What is needed
Lines that hold the word "title" should be located and copied.

■ ■ ■

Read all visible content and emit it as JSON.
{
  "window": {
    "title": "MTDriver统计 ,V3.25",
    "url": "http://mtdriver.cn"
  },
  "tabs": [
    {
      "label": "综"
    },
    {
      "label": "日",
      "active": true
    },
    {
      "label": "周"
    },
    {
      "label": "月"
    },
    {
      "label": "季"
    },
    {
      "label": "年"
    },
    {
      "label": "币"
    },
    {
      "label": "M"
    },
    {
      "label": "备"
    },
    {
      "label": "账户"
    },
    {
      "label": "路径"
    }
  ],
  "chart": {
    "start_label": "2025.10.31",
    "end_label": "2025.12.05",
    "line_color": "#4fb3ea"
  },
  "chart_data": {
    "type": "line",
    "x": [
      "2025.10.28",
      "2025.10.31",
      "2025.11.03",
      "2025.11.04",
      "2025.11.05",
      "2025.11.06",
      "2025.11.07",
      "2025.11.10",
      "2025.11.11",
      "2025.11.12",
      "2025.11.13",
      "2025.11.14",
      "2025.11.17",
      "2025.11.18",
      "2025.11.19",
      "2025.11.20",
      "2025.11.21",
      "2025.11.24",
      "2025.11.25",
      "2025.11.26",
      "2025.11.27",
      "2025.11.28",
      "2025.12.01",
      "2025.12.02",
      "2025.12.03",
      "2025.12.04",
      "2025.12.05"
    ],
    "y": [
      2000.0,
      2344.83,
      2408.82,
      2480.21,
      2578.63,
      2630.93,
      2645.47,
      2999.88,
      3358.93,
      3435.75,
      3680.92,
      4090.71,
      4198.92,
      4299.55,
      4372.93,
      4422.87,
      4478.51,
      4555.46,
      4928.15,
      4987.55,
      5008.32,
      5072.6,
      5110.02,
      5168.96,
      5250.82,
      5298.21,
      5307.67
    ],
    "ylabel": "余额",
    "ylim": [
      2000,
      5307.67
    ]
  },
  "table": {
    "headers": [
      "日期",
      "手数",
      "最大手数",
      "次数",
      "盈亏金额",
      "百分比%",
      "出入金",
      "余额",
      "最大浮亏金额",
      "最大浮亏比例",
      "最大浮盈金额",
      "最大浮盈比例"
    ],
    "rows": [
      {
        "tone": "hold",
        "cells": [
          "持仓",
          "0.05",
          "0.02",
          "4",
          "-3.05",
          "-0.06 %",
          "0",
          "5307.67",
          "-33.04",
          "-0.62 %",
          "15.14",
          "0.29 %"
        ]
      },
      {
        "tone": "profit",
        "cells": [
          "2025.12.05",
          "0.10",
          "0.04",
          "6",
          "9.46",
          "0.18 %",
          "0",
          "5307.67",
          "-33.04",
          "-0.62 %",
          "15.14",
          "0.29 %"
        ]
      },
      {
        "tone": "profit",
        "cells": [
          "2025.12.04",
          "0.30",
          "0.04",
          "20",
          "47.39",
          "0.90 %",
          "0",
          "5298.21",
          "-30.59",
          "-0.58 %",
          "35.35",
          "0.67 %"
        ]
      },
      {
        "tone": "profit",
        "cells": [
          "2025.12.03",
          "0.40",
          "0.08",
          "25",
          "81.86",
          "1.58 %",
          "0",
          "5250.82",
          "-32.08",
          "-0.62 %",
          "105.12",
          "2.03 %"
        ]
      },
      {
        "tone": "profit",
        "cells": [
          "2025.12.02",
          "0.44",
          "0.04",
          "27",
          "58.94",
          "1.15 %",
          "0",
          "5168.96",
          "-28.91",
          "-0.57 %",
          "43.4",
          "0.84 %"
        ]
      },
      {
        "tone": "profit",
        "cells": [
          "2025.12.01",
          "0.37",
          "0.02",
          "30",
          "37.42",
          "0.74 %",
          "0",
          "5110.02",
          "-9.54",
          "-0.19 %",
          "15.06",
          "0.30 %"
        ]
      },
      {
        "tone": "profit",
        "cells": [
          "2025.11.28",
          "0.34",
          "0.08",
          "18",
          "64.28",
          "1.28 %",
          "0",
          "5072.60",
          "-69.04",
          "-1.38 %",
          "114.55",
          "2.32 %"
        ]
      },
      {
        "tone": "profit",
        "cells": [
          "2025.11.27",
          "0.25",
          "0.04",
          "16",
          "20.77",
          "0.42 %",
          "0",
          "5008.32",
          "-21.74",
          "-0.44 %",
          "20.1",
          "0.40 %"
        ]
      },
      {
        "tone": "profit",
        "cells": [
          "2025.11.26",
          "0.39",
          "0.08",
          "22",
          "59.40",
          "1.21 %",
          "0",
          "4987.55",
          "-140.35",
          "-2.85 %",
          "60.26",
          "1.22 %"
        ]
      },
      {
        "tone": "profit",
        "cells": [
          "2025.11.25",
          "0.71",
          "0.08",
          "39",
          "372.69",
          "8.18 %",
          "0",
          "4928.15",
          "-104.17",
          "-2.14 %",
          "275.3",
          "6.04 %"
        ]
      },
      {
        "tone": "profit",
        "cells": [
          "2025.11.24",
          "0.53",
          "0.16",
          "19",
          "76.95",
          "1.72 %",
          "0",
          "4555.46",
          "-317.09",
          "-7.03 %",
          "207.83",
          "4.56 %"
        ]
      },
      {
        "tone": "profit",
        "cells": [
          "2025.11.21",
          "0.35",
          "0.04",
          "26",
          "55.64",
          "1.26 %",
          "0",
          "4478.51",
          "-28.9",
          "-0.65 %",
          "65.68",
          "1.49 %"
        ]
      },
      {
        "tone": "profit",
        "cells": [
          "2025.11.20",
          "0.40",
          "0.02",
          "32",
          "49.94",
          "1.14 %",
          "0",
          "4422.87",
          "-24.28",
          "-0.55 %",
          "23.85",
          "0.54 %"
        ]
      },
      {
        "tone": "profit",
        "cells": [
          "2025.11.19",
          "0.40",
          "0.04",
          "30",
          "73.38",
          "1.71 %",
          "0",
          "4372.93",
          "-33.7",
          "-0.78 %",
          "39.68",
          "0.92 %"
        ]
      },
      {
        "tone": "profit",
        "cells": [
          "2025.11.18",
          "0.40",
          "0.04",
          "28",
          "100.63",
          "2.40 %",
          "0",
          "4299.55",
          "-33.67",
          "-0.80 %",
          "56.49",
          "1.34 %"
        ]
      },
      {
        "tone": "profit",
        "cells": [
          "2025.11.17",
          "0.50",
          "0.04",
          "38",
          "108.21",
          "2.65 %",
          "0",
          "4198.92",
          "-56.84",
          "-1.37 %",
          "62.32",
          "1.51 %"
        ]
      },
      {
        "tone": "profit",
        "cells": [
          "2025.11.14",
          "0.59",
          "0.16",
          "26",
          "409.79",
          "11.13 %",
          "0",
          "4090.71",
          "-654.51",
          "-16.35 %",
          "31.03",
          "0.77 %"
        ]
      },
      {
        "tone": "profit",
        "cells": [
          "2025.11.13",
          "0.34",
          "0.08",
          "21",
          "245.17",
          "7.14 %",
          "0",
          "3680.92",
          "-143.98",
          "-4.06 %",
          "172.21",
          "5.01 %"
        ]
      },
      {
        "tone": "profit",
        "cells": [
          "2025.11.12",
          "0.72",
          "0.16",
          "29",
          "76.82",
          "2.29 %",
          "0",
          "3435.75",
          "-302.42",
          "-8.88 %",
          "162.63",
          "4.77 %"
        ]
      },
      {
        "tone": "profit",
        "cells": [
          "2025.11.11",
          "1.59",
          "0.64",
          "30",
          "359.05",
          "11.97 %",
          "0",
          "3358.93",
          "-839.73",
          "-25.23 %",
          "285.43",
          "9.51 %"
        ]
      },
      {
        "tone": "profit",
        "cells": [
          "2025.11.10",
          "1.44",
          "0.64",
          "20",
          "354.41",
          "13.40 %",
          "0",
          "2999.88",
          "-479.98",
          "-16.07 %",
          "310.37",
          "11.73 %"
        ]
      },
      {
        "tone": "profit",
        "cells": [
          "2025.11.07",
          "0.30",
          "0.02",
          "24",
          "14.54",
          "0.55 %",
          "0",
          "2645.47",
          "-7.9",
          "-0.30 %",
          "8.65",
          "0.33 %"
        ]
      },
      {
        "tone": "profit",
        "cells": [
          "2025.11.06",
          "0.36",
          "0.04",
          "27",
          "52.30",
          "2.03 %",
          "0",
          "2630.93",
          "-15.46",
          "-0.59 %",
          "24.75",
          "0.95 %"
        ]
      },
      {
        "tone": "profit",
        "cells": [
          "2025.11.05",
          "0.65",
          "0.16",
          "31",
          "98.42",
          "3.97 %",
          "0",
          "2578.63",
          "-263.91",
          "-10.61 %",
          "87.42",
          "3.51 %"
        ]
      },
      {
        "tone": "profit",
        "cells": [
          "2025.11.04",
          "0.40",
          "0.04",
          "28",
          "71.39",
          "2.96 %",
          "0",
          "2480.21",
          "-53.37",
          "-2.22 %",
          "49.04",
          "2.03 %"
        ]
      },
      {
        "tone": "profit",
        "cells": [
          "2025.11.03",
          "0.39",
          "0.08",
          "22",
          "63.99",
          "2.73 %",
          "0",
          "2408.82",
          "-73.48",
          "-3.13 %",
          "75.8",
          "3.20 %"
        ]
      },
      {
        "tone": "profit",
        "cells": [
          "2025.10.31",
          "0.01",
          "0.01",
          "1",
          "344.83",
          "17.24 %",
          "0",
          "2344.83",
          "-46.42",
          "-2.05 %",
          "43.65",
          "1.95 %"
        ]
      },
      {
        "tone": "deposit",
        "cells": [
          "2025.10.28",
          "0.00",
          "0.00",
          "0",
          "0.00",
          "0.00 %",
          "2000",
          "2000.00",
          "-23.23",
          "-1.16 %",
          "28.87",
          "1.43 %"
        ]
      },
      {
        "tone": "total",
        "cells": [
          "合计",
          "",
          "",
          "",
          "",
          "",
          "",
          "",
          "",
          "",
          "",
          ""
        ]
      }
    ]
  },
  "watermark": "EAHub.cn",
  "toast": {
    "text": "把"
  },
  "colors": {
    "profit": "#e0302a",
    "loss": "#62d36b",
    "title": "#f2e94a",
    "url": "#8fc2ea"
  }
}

■ ■ ■

Exercise response
    "title": "MTDriver统计 ,V3.25",
    "title": "#f2e94a",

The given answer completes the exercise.